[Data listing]
━━━━━━━━━━━━━━━━

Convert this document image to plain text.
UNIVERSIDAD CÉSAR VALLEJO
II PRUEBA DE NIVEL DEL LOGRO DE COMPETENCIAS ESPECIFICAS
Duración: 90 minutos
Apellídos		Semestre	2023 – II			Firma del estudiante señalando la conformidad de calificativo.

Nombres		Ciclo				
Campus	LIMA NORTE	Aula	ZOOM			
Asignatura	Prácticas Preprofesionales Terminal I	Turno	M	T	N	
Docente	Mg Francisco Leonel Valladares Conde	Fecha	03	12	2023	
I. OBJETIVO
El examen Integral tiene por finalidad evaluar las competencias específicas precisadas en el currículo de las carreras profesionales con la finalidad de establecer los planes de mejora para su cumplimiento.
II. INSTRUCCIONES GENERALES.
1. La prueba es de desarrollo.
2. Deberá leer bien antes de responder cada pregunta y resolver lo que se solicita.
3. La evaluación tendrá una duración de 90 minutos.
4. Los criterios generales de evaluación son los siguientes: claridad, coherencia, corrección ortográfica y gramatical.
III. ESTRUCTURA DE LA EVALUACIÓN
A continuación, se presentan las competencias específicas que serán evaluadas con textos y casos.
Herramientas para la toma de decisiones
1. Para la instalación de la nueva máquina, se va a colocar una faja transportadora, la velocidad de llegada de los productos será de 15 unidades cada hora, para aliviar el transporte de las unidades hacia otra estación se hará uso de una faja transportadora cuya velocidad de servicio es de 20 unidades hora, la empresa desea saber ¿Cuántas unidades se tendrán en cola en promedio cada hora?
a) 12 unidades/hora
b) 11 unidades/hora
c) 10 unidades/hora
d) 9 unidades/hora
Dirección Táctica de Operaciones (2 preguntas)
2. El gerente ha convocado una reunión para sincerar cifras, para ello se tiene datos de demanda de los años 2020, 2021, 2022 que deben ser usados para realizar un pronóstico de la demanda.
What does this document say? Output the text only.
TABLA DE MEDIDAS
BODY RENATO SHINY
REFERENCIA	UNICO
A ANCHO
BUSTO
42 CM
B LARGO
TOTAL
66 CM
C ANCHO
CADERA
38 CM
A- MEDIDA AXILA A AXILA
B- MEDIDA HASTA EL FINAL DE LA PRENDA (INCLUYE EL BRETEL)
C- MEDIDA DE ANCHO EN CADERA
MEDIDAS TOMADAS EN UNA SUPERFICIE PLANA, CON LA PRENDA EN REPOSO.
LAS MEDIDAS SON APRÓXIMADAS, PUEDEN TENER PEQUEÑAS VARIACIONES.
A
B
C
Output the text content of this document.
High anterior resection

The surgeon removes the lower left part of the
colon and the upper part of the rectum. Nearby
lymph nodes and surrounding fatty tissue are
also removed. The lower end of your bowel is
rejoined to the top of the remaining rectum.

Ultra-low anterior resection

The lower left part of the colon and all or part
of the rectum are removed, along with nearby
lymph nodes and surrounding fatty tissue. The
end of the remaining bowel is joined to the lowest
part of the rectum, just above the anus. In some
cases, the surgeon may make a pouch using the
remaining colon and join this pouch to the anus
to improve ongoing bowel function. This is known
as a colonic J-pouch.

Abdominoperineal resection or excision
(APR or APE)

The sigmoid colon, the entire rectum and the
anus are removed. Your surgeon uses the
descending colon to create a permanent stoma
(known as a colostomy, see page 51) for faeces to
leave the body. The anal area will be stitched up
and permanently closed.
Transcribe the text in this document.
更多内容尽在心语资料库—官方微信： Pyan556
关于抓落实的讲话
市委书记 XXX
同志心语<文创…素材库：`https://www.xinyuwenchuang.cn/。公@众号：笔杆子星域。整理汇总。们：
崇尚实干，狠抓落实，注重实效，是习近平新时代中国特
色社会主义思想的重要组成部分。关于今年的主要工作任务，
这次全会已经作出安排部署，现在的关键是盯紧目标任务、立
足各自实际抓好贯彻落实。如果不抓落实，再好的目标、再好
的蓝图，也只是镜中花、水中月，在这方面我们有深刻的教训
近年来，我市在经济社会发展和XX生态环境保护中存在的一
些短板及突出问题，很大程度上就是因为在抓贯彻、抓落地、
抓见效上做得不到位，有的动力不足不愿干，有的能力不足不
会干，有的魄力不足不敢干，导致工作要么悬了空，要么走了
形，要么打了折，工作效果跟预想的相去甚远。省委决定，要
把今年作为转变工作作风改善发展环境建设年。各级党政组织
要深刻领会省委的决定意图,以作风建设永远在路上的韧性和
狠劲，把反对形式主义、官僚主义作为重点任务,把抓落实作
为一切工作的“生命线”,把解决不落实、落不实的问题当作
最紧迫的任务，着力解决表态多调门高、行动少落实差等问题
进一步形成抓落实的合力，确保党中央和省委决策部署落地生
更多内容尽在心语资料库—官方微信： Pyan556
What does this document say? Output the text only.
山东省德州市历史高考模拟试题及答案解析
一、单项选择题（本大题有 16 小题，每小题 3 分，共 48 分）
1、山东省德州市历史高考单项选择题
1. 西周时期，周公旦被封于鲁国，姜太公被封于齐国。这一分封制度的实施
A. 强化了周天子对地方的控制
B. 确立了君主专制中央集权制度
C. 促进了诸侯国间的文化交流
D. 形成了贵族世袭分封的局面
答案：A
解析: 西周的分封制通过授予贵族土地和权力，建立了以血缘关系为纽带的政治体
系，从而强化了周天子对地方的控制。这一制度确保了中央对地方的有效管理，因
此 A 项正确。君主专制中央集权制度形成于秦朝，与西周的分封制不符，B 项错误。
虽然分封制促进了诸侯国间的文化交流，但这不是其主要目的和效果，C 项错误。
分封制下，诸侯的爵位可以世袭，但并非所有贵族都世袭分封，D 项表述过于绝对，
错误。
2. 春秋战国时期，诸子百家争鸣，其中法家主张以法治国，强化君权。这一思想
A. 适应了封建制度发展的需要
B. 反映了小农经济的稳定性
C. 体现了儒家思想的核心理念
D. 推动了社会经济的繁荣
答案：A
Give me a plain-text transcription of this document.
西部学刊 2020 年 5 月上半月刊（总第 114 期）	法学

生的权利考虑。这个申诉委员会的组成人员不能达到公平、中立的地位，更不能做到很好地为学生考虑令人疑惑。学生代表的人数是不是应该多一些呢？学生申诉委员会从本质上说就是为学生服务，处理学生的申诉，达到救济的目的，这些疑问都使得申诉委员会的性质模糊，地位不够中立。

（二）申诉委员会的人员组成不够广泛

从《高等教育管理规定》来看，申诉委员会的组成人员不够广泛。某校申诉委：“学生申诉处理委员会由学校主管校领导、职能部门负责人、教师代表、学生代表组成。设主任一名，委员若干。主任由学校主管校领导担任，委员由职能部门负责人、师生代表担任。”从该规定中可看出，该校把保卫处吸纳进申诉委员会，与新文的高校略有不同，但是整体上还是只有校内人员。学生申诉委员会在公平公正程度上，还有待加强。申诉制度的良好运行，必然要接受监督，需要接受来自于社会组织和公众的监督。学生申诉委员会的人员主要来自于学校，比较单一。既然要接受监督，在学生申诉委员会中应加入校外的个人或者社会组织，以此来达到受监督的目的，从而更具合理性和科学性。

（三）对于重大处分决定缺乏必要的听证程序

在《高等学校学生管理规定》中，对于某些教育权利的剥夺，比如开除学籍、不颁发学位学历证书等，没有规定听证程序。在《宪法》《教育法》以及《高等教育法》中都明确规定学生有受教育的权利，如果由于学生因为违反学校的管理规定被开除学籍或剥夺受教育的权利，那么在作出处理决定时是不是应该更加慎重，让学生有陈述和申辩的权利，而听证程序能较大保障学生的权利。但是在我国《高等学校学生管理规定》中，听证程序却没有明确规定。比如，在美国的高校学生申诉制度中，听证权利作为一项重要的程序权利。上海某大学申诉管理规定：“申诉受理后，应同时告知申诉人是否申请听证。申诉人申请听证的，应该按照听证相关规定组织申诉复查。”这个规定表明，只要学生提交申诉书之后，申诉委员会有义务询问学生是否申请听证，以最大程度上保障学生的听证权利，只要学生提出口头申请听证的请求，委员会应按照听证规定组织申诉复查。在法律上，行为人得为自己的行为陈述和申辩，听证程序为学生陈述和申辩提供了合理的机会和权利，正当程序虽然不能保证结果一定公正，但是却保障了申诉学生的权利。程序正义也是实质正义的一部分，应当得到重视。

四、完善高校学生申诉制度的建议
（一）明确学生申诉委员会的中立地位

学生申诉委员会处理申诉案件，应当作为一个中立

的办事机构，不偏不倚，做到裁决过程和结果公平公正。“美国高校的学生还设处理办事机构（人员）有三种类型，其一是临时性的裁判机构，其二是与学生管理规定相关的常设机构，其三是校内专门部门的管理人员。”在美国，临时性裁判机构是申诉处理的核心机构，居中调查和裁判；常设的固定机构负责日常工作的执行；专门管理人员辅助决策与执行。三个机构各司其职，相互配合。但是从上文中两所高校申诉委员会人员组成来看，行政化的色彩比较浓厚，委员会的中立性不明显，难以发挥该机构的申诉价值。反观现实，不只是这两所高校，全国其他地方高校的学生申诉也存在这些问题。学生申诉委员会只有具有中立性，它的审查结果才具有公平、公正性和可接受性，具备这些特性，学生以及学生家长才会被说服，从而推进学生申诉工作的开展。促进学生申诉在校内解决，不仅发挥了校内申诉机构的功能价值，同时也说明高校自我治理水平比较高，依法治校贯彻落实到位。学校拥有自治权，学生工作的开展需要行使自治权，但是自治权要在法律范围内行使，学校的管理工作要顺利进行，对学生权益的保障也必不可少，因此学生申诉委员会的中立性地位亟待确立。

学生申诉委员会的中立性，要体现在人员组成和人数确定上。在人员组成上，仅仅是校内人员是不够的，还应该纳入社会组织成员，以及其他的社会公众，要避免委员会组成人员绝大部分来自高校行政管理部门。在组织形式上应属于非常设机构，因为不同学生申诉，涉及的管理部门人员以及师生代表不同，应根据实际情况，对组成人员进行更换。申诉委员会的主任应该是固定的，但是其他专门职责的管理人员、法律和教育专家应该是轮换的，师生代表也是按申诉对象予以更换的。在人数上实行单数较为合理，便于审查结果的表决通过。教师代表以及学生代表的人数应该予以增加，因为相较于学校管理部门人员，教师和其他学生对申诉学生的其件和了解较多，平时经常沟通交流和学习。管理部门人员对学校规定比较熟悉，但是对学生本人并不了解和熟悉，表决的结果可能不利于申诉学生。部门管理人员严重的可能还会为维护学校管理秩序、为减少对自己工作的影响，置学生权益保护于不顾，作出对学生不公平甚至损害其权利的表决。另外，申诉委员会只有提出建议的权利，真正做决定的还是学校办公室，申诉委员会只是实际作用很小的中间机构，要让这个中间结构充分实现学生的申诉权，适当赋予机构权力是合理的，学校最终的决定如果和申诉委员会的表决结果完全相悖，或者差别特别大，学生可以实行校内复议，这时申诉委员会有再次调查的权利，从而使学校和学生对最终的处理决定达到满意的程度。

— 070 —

━━━━━━━━━━━━━━━━

In the entries above, identify each line that includes the string "fatty", then copy it.

Solution to the problem -
lymph nodes and surrounding fatty tissue are
lymph nodes and surrounding fatty tissue. The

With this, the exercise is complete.